(Dataset entries)
——

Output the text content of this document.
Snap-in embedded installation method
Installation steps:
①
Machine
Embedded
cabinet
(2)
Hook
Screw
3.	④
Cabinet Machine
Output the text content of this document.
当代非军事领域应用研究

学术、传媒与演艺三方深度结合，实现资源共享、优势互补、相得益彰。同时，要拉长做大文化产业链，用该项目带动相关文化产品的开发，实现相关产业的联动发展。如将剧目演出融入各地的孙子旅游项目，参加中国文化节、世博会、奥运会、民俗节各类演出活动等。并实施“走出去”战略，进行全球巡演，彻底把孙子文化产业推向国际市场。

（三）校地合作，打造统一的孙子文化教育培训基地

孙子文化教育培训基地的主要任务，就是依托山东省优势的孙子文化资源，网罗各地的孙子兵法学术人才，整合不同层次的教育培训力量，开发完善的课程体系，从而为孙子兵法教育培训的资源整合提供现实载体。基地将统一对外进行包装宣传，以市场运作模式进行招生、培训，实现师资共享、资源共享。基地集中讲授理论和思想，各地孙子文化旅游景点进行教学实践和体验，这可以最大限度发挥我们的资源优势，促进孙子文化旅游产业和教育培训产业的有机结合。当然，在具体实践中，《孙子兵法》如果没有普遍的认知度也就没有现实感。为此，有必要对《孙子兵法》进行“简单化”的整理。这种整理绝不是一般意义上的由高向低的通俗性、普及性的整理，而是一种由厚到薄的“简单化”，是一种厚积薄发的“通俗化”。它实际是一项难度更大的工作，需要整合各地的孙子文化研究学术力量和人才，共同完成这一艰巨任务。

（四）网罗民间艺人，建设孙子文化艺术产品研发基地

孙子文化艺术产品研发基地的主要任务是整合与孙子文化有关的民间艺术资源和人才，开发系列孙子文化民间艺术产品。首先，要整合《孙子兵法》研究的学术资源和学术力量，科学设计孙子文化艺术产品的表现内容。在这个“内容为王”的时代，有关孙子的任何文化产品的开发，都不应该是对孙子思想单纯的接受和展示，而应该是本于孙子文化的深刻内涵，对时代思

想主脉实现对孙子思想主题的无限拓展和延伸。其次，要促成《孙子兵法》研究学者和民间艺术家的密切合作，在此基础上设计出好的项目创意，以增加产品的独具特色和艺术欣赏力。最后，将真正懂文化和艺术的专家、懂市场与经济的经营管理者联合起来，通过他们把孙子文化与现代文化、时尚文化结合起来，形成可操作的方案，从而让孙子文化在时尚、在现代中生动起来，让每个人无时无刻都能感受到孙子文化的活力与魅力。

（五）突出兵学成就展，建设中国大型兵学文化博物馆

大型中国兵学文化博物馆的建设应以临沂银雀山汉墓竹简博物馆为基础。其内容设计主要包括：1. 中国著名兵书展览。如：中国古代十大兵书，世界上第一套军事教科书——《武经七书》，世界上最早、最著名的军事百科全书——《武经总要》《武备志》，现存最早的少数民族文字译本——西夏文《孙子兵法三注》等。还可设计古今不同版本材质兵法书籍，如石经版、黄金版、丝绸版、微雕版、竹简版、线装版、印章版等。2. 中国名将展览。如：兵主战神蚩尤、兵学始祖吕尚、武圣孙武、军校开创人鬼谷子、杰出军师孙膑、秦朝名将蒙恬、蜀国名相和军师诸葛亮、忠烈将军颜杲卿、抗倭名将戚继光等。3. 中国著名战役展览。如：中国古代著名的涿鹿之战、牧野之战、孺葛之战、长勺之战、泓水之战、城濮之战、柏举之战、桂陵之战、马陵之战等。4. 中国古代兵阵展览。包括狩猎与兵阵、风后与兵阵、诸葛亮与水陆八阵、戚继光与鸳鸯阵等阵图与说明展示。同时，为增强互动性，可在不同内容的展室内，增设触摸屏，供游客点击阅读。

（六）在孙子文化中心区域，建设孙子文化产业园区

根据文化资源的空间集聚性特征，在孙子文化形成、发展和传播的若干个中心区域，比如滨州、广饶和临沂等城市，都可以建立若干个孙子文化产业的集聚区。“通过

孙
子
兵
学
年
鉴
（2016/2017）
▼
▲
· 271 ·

——

# Instructions to follow
Write out all the records above again, exactly as they stand.

# Correct answer
Output the text content of this document.
Snap-in embedded installation method
Installation steps:
①
Machine
Embedded
cabinet
(2)
Hook
Screw
3.	④
Cabinet Machine
Output the text content of this document.
当代非军事领域应用研究

学术、传媒与演艺三方深度结合，实现资源共享、优势互补、相得益彰。同时，要拉长做大文化产业链，用该项目带动相关文化产品的开发，实现相关产业的联动发展。如将剧目演出融入各地的孙子旅游项目，参加中国文化节、世博会、奥运会、民俗节各类演出活动等。并实施“走出去”战略，进行全球巡演，彻底把孙子文化产业推向国际市场。

（三）校地合作，打造统一的孙子文化教育培训基地

孙子文化教育培训基地的主要任务，就是依托山东省优势的孙子文化资源，网罗各地的孙子兵法学术人才，整合不同层次的教育培训力量，开发完善的课程体系，从而为孙子兵法教育培训的资源整合提供现实载体。基地将统一对外进行包装宣传，以市场运作模式进行招生、培训，实现师资共享、资源共享。基地集中讲授理论和思想，各地孙子文化旅游景点进行教学实践和体验，这可以最大限度发挥我们的资源优势，促进孙子文化旅游产业和教育培训产业的有机结合。当然，在具体实践中，《孙子兵法》如果没有普遍的认知度也就没有现实感。为此，有必要对《孙子兵法》进行“简单化”的整理。这种整理绝不是一般意义上的由高向低的通俗性、普及性的整理，而是一种由厚到薄的“简单化”，是一种厚积薄发的“通俗化”。它实际是一项难度更大的工作，需要整合各地的孙子文化研究学术力量和人才，共同完成这一艰巨任务。

（四）网罗民间艺人，建设孙子文化艺术产品研发基地

孙子文化艺术产品研发基地的主要任务是整合与孙子文化有关的民间艺术资源和人才，开发系列孙子文化民间艺术产品。首先，要整合《孙子兵法》研究的学术资源和学术力量，科学设计孙子文化艺术产品的表现内容。在这个“内容为王”的时代，有关孙子的任何文化产品的开发，都不应该是对孙子思想单纯的接受和展示，而应该是本于孙子文化的深刻内涵，对时代思

想主脉实现对孙子思想主题的无限拓展和延伸。其次，要促成《孙子兵法》研究学者和民间艺术家的密切合作，在此基础上设计出好的项目创意，以增加产品的独具特色和艺术欣赏力。最后，将真正懂文化和艺术的专家、懂市场与经济的经营管理者联合起来，通过他们把孙子文化与现代文化、时尚文化结合起来，形成可操作的方案，从而让孙子文化在时尚、在现代中生动起来，让每个人无时无刻都能感受到孙子文化的活力与魅力。

（五）突出兵学成就展，建设中国大型兵学文化博物馆

大型中国兵学文化博物馆的建设应以临沂银雀山汉墓竹简博物馆为基础。其内容设计主要包括：1. 中国著名兵书展览。如：中国古代十大兵书，世界上第一套军事教科书——《武经七书》，世界上最早、最著名的军事百科全书——《武经总要》《武备志》，现存最早的少数民族文字译本——西夏文《孙子兵法三注》等。还可设计古今不同版本材质兵法书籍，如石经版、黄金版、丝绸版、微雕版、竹简版、线装版、印章版等。2. 中国名将展览。如：兵主战神蚩尤、兵学始祖吕尚、武圣孙武、军校开创人鬼谷子、杰出军师孙膑、秦朝名将蒙恬、蜀国名相和军师诸葛亮、忠烈将军颜杲卿、抗倭名将戚继光等。3. 中国著名战役展览。如：中国古代著名的涿鹿之战、牧野之战、孺葛之战、长勺之战、泓水之战、城濮之战、柏举之战、桂陵之战、马陵之战等。4. 中国古代兵阵展览。包括狩猎与兵阵、风后与兵阵、诸葛亮与水陆八阵、戚继光与鸳鸯阵等阵图与说明展示。同时，为增强互动性，可在不同内容的展室内，增设触摸屏，供游客点击阅读。

（六）在孙子文化中心区域，建设孙子文化产业园区

根据文化资源的空间集聚性特征，在孙子文化形成、发展和传播的若干个中心区域，比如滨州、广饶和临沂等城市，都可以建立若干个孙子文化产业的集聚区。“通过

孙
子
兵
学
年
鉴
（2016/2017）
▼
▲
· 271 ·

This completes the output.